Information given:
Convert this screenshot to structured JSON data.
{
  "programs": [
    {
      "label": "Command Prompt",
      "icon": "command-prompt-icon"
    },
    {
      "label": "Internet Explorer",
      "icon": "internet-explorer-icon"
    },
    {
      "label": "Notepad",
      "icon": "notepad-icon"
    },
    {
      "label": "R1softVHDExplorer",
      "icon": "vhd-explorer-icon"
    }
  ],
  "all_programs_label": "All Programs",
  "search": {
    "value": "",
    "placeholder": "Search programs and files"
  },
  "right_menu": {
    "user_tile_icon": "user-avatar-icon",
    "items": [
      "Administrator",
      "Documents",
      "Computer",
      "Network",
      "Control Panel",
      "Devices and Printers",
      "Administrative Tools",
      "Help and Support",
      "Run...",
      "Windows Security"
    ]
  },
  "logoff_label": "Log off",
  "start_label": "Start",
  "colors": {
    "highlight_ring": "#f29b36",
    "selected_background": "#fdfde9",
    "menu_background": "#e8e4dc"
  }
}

Objective: Extract each entry in full and write it down exactly.

Response to this task:
Convert this screenshot to structured JSON data.
{
  "programs": [
    {
      "label": "Command Prompt",
      "icon": "command-prompt-icon"
    },
    {
      "label": "Internet Explorer",
      "icon": "internet-explorer-icon"
    },
    {
      "label": "Notepad",
      "icon": "notepad-icon"
    },
    {
      "label": "R1softVHDExplorer",
      "icon": "vhd-explorer-icon"
    }
  ],
  "all_programs_label": "All Programs",
  "search": {
    "value": "",
    "placeholder": "Search programs and files"
  },
  "right_menu": {
    "user_tile_icon": "user-avatar-icon",
    "items": [
      "Administrator",
      "Documents",
      "Computer",
      "Network",
      "Control Panel",
      "Devices and Printers",
      "Administrative Tools",
      "Help and Support",
      "Run...",
      "Windows Security"
    ]
  },
  "logoff_label": "Log off",
  "start_label": "Start",
  "colors": {
    "highlight_ring": "#f29b36",
    "selected_background": "#fdfde9",
    "menu_background": "#e8e4dc"
  }
}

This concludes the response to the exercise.